-- SHORT PROBLEM --
Copy out every record below, word for word.
** START **
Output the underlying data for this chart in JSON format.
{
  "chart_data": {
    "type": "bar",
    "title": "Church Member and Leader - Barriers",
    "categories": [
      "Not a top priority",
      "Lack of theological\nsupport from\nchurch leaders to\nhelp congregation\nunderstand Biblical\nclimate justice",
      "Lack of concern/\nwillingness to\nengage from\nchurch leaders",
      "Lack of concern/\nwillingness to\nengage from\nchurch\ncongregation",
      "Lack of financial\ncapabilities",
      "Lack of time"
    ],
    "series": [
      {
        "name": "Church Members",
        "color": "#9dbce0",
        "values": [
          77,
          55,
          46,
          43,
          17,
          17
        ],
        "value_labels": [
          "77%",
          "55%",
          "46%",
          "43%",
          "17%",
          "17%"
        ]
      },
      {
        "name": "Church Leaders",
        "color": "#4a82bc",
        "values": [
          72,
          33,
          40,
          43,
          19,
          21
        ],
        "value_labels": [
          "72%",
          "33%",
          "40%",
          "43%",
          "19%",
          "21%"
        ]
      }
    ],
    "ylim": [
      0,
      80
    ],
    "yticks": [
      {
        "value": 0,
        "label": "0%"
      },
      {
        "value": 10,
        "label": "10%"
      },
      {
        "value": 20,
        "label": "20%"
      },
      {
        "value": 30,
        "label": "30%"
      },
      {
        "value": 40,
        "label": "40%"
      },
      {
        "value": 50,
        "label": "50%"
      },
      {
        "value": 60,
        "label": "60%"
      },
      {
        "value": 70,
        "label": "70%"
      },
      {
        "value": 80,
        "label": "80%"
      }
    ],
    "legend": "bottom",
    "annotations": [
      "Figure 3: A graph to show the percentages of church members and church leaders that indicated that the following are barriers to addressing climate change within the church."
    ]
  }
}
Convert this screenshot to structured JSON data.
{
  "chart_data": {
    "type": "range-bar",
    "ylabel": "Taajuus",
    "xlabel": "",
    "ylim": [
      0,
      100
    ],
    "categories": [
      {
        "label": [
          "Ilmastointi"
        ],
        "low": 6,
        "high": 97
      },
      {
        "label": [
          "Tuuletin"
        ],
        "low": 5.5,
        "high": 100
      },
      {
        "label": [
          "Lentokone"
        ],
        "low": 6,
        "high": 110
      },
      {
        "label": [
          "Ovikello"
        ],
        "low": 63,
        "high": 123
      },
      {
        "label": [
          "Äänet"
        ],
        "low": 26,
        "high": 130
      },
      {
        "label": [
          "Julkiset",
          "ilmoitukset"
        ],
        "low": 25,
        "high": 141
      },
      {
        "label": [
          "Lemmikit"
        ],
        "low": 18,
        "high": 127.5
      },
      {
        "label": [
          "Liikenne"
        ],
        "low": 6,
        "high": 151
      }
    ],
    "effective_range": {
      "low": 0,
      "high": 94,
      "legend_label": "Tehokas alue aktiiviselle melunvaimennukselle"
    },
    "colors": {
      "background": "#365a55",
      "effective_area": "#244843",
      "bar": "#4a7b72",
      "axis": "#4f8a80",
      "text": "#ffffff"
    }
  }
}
** END **
-- EXPECTED ANSWER --
Output the underlying data for this chart in JSON format.
{
  "chart_data": {
    "type": "bar",
    "title": "Church Member and Leader - Barriers",
    "categories": [
      "Not a top priority",
      "Lack of theological\nsupport from\nchurch leaders to\nhelp congregation\nunderstand Biblical\nclimate justice",
      "Lack of concern/\nwillingness to\nengage from\nchurch leaders",
      "Lack of concern/\nwillingness to\nengage from\nchurch\ncongregation",
      "Lack of financial\ncapabilities",
      "Lack of time"
    ],
    "series": [
      {
        "name": "Church Members",
        "color": "#9dbce0",
        "values": [
          77,
          55,
          46,
          43,
          17,
          17
        ],
        "value_labels": [
          "77%",
          "55%",
          "46%",
          "43%",
          "17%",
          "17%"
        ]
      },
      {
        "name": "Church Leaders",
        "color": "#4a82bc",
        "values": [
          72,
          33,
          40,
          43,
          19,
          21
        ],
        "value_labels": [
          "72%",
          "33%",
          "40%",
          "43%",
          "19%",
          "21%"
        ]
      }
    ],
    "ylim": [
      0,
      80
    ],
    "yticks": [
      {
        "value": 0,
        "label": "0%"
      },
      {
        "value": 10,
        "label": "10%"
      },
      {
        "value": 20,
        "label": "20%"
      },
      {
        "value": 30,
        "label": "30%"
      },
      {
        "value": 40,
        "label": "40%"
      },
      {
        "value": 50,
        "label": "50%"
      },
      {
        "value": 60,
        "label": "60%"
      },
      {
        "value": 70,
        "label": "70%"
      },
      {
        "value": 80,
        "label": "80%"
      }
    ],
    "legend": "bottom",
    "annotations": [
      "Figure 3: A graph to show the percentages of church members and church leaders that indicated that the following are barriers to addressing climate change within the church."
    ]
  }
}
Convert this screenshot to structured JSON data.
{
  "chart_data": {
    "type": "range-bar",
    "ylabel": "Taajuus",
    "xlabel": "",
    "ylim": [
      0,
      100
    ],
    "categories": [
      {
        "label": [
          "Ilmastointi"
        ],
        "low": 6,
        "high": 97
      },
      {
        "label": [
          "Tuuletin"
        ],
        "low": 5.5,
        "high": 100
      },
      {
        "label": [
          "Lentokone"
        ],
        "low": 6,
        "high": 110
      },
      {
        "label": [
          "Ovikello"
        ],
        "low": 63,
        "high": 123
      },
      {
        "label": [
          "Äänet"
        ],
        "low": 26,
        "high": 130
      },
      {
        "label": [
          "Julkiset",
          "ilmoitukset"
        ],
        "low": 25,
        "high": 141
      },
      {
        "label": [
          "Lemmikit"
        ],
        "low": 18,
        "high": 127.5
      },
      {
        "label": [
          "Liikenne"
        ],
        "low": 6,
        "high": 151
      }
    ],
    "effective_range": {
      "low": 0,
      "high": 94,
      "legend_label": "Tehokas alue aktiiviselle melunvaimennukselle"
    },
    "colors": {
      "background": "#365a55",
      "effective_area": "#244843",
      "bar": "#4a7b72",
      "axis": "#4f8a80",
      "text": "#ffffff"
    }
  }
}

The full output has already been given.